(WHAT YOU WILL DO): Exactly repeat all the records below, omitting the images they hold.

[Start of DATASET EXCERPTS]

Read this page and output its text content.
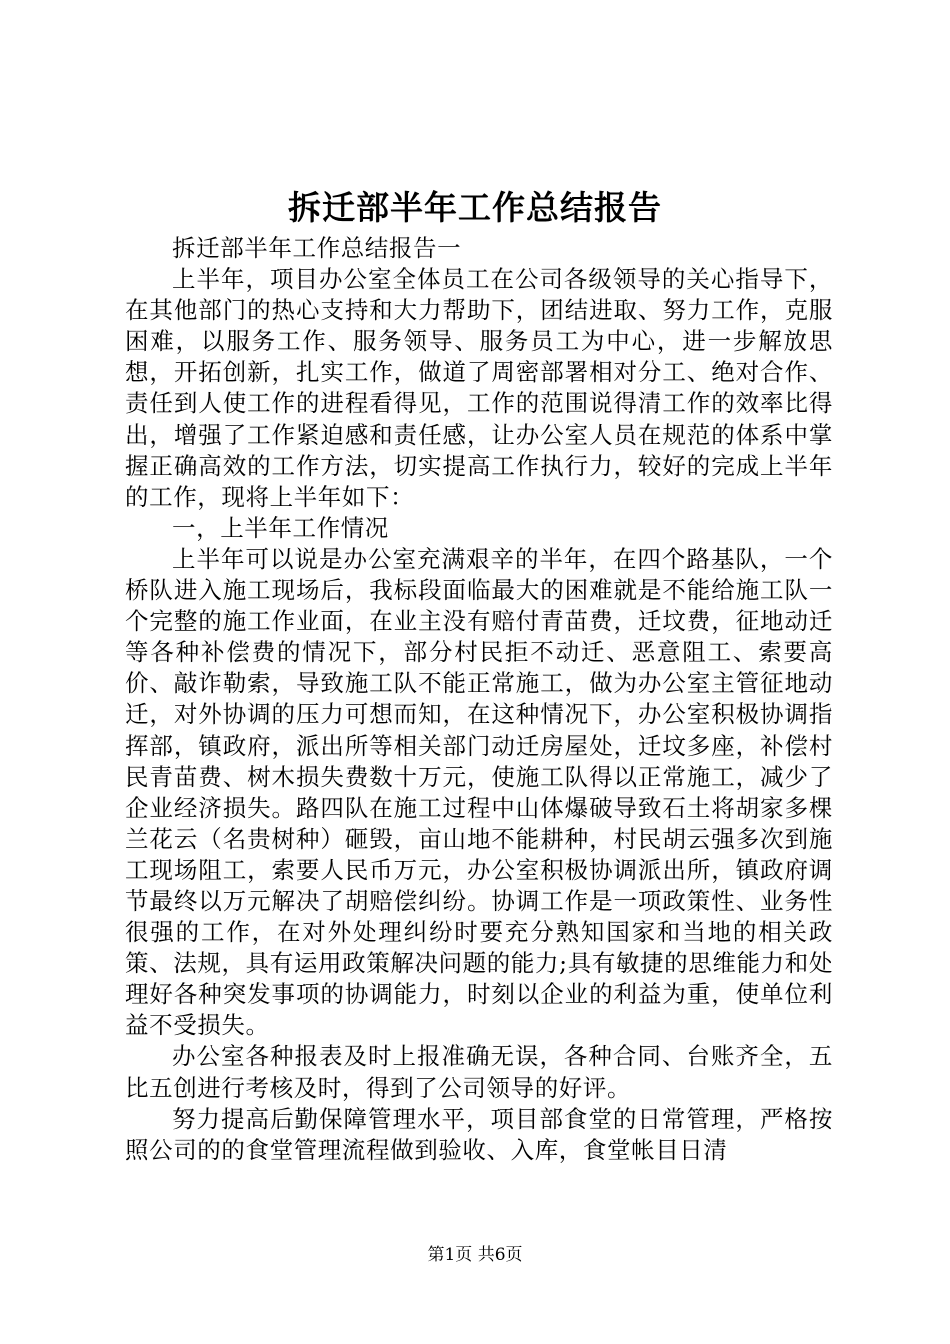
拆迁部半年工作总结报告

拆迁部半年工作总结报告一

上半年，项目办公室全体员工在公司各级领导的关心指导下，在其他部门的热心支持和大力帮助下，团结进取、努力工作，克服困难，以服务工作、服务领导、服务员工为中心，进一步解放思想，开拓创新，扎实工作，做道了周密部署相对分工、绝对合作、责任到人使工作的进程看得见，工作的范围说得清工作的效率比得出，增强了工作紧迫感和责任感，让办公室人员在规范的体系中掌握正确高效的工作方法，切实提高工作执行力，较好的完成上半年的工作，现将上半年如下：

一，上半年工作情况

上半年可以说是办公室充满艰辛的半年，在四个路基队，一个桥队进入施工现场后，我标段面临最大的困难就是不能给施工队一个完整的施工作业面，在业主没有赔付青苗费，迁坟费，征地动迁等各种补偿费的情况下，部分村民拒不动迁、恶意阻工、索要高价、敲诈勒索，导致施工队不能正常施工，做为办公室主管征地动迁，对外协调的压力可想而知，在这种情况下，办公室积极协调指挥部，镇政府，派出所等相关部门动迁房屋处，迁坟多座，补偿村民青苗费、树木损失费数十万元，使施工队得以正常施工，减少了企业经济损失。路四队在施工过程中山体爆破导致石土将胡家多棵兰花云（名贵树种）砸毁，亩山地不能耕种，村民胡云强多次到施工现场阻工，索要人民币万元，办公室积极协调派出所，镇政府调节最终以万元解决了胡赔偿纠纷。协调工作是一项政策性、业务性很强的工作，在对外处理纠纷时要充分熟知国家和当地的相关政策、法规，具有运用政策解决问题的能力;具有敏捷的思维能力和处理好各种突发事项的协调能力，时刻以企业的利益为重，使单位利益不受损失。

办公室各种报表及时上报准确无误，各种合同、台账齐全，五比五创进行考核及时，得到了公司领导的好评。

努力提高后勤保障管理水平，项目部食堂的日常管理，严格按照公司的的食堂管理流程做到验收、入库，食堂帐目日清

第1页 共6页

[End of DATASET EXCERPTS]

(TASK ANSWER):
Read this page and output its text content.
拆迁部半年工作总结报告

拆迁部半年工作总结报告一

上半年，项目办公室全体员工在公司各级领导的关心指导下，在其他部门的热心支持和大力帮助下，团结进取、努力工作，克服困难，以服务工作、服务领导、服务员工为中心，进一步解放思想，开拓创新，扎实工作，做道了周密部署相对分工、绝对合作、责任到人使工作的进程看得见，工作的范围说得清工作的效率比得出，增强了工作紧迫感和责任感，让办公室人员在规范的体系中掌握正确高效的工作方法，切实提高工作执行力，较好的完成上半年的工作，现将上半年如下：

一，上半年工作情况

上半年可以说是办公室充满艰辛的半年，在四个路基队，一个桥队进入施工现场后，我标段面临最大的困难就是不能给施工队一个完整的施工作业面，在业主没有赔付青苗费，迁坟费，征地动迁等各种补偿费的情况下，部分村民拒不动迁、恶意阻工、索要高价、敲诈勒索，导致施工队不能正常施工，做为办公室主管征地动迁，对外协调的压力可想而知，在这种情况下，办公室积极协调指挥部，镇政府，派出所等相关部门动迁房屋处，迁坟多座，补偿村民青苗费、树木损失费数十万元，使施工队得以正常施工，减少了企业经济损失。路四队在施工过程中山体爆破导致石土将胡家多棵兰花云（名贵树种）砸毁，亩山地不能耕种，村民胡云强多次到施工现场阻工，索要人民币万元，办公室积极协调派出所，镇政府调节最终以万元解决了胡赔偿纠纷。协调工作是一项政策性、业务性很强的工作，在对外处理纠纷时要充分熟知国家和当地的相关政策、法规，具有运用政策解决问题的能力;具有敏捷的思维能力和处理好各种突发事项的协调能力，时刻以企业的利益为重，使单位利益不受损失。

办公室各种报表及时上报准确无误，各种合同、台账齐全，五比五创进行考核及时，得到了公司领导的好评。

努力提高后勤保障管理水平，项目部食堂的日常管理，严格按照公司的的食堂管理流程做到验收、入库，食堂帐目日清

第1页 共6页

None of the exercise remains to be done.